Tasks to perform:
• 1. Answer these questions from the Spark jobs guide:
(a) What must Engine be set to when a virtual cluster is created?
(b) In which directory must all jobs be created?
(c) What does the DEAD state mean?
• 2. From the Spark jobs guide, extract the passage starting at "When you create" and ending at "a job Template.".
• 3. The Spark jobs guide says that when SparkPi is used, a RAM user needs only a bound DLA sub-account and permission to access DLA. Why is that enough? Answer in one to three sentences.

Text block:
⟨
All Products
Search
Document Center

Data Lake Analytics - Deprecated:Create and run Spark jobs

Last Updated:Jul 06, 2023

This topic describes how to create and run Spark jobs in the Data Lake Analytics (DLA) console.

Prerequisites

  • A virtual cluster is created. For more information about how to create a virtual cluster, see Create a virtual cluster.

    Note

    When you create a virtual cluster, you must set Engine to Spark.

  • If you log on to the DLA console as a RAM user, the RAM user must be authorized to submit Spark jobs. For more information, see Grant permissions to a RAM user (detailed version). If SparkPi is used, DLA does not need to access external data sources. You need only to bind a DLA sub-account to the RAM user and grant the RAM user the permissions to access DLA.

Procedure

  1. Log on to the DLA console.

  2. In the top navigation bar, select the region in which DLA resides.

  3. In the left-side navigation pane, choose Serverless Spark > Submit job.

  4. On the Parameter Configuration page, click Create a job Template.

  5. In the Create a job Template dialog box, configure the parameters.

    Parameter

    Description

    File Name

    The name of the folder or file. File names are not case sensitive.

    Data Format

    The data format. You can select File or Folder from the Data Format drop-down list.

    Parent

    The root directory of the file or folder.

    • All jobs must be created in the Job List directory.

    • You can create a folder in the Job List directory and create jobs in the created folder. You can also directly create jobs in the Job List directory.

    Job type

    The type of the job. Valid values:

    • SparkJob: a Spark job that is written in Python, Java, or Scala. You need to enter job configurations in the JSON format in the code editor.

    • SparkSQL: a Spark SQL job. You can use SET commands to configure the job. For more information, see Spark SQL.

    spark_01
  6. Click OK to create a Spark job.

  7. Write the configurations of the job in the code editor. For more information, see Configure a Spark job.

  8. After the configurations of the job are written, you can perform the following operations:

    • Click Save to save the Spark job. Then, you can reuse the job if needed.

    • Click Execute to run the Spark job. Then, you can check the status of the job on the Job list tab in real time.

    • On the Parameter Configuration page, click Example to view the configurations of a sample SparkPi job in the code editor. You can click Execute to run this sample job. Spark job

  9. (Optional) On the Job list tab, view the job status or perform operations on the job. Job list

    Parameter

    Description

    Job ID

    The ID of the Spark job, which is generated by DLA.

    State

    The status of the Spark job. Valid values:

    • STARTING: indicates that the Spark job is being submitted.

    • RUNNING: indicates that the Spark job is running.

    • SUCCESS: indicates that the Spark job succeeds.

    • DEAD: indicates that an error occurs when the Spark job is running. You can view the job logs for troubleshooting.
⟩
Listing:
⟨
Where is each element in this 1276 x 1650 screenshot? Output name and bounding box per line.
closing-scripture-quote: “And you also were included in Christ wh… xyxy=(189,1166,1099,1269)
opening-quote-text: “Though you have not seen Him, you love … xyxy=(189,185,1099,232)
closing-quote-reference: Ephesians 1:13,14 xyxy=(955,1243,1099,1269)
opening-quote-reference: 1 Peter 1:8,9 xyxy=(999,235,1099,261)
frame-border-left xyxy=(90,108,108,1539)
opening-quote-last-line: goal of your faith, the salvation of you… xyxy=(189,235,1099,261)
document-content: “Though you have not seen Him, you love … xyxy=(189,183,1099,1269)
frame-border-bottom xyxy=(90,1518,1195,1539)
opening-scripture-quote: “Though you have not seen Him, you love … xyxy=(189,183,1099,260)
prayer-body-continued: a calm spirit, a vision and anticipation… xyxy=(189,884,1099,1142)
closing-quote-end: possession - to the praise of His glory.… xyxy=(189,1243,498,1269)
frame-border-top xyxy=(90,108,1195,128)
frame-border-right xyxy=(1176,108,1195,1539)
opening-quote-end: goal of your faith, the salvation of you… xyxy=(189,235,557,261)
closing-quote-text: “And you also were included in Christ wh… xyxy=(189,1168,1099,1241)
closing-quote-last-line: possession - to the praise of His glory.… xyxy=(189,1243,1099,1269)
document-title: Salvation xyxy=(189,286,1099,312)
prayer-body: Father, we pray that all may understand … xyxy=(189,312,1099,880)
⟩
⟨
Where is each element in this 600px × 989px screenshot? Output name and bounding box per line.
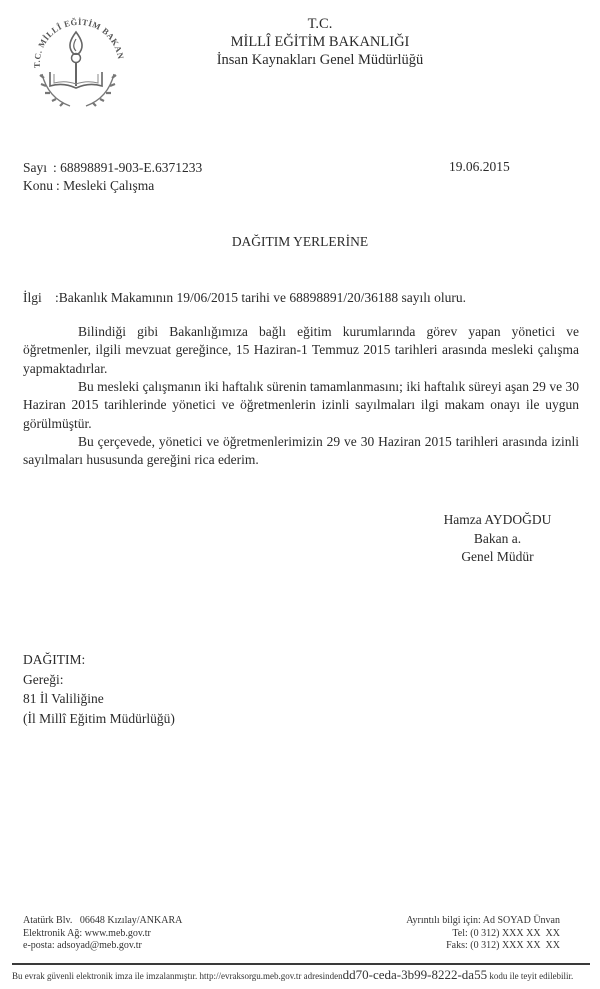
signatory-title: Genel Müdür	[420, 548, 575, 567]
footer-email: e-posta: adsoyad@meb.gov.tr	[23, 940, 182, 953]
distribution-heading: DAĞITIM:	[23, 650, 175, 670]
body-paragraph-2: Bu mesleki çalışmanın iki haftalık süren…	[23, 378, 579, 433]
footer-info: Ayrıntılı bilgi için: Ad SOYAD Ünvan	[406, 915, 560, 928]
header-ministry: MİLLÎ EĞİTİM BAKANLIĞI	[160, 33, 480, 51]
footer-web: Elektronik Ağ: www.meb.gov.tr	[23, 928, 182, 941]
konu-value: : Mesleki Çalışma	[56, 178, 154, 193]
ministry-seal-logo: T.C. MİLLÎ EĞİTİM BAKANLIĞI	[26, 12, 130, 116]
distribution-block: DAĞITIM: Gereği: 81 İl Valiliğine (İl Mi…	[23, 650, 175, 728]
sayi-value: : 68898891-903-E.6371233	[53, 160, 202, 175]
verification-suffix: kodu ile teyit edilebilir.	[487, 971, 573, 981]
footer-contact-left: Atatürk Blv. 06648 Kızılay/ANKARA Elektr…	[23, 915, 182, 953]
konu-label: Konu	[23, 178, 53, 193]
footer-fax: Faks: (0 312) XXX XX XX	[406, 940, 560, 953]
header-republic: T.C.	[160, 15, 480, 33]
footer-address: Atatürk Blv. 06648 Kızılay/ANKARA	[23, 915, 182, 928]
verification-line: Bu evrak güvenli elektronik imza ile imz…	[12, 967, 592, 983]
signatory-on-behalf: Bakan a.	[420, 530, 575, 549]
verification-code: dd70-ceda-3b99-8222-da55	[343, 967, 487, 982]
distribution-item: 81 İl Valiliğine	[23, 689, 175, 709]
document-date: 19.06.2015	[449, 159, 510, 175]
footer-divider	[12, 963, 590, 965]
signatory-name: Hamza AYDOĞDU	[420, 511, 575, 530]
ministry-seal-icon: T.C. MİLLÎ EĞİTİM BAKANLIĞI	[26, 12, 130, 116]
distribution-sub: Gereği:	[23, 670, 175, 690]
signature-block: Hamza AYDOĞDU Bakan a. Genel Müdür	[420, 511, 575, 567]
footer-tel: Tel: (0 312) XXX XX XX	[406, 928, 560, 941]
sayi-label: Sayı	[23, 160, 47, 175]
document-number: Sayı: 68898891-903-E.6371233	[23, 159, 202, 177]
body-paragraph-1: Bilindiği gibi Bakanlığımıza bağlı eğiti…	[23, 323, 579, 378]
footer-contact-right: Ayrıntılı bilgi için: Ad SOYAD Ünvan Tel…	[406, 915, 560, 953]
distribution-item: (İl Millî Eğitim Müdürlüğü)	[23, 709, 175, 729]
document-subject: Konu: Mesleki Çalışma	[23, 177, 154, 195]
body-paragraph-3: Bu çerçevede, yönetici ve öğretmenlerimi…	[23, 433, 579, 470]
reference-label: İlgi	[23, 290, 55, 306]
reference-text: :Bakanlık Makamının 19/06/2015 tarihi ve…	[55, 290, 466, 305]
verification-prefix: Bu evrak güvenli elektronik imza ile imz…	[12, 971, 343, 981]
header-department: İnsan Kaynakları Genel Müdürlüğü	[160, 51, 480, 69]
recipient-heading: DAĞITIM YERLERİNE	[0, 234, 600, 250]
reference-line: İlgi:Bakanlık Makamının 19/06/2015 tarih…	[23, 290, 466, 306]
⟩
⟨
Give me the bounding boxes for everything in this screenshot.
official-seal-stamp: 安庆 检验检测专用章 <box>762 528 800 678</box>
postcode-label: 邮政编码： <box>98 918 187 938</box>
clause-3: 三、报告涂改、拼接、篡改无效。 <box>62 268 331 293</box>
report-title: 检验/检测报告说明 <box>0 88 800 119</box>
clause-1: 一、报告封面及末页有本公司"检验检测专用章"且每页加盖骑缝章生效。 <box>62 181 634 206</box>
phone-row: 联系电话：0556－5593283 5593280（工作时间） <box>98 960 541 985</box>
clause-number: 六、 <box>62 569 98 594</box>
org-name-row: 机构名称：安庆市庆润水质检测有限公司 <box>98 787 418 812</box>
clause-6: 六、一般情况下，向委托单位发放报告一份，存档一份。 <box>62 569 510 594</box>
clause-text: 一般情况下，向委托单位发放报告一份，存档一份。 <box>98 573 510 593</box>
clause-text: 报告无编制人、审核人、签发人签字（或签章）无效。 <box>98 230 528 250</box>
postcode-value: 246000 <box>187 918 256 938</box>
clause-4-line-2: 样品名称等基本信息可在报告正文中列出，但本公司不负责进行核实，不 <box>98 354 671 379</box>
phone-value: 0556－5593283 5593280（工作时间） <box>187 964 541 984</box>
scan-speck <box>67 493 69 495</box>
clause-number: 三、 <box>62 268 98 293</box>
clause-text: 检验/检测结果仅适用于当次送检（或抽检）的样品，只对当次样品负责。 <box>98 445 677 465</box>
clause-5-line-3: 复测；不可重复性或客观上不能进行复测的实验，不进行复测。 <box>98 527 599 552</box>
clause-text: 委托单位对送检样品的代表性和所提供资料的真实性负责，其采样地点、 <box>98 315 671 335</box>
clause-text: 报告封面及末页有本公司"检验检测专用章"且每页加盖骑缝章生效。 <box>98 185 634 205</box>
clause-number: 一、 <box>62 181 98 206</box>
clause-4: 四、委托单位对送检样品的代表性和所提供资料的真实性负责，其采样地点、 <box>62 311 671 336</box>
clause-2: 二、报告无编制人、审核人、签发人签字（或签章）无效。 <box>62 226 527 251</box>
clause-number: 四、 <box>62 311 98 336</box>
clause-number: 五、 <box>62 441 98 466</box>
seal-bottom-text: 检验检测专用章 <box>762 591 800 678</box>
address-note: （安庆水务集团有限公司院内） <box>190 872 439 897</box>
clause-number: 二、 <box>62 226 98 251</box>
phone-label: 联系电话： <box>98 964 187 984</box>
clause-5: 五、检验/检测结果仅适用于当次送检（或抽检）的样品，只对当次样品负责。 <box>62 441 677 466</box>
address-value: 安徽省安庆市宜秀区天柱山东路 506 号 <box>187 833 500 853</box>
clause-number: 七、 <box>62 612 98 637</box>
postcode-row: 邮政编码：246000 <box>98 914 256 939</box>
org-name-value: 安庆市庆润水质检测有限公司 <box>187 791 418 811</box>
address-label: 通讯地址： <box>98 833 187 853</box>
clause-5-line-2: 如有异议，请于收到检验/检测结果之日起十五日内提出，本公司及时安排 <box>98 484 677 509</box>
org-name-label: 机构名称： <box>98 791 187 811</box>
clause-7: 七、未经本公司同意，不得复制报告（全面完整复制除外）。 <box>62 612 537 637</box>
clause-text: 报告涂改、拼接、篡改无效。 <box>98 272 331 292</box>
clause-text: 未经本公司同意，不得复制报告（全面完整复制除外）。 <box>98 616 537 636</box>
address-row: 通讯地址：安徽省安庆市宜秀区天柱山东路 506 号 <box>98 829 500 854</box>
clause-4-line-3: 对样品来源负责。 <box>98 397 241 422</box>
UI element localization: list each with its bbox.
⟩
Results in order:
• 1.
(a) Spark.
(b) The Job List directory.
(c) An error occurs while the Spark job is running.

• 2.
When you create a virtual cluster, you must set Engine to Spark.

  • If you log on to the DLA console as a RAM user, the RAM user must be authorized to submit Spark jobs. For more information, see Grant permissions to a RAM user (detailed version). If SparkPi is used, DLA does not need to access external data sources. You need only to bind a DLA sub-account to the RAM user and grant the RAM user the permissions to access DLA.

Procedure

  1. Log on to the DLA console.

  2. In the top navigation bar, select the region in which DLA resides.

  3. In the left-side navigation pane, choose Serverless Spark > Submit job.

  4. On the Parameter Configuration page, click Create a job Template.

• 3. With SparkPi, DLA does not need to access external data sources. The RAM user therefore needs only a DLA sub-account bound to it and permission to access DLA.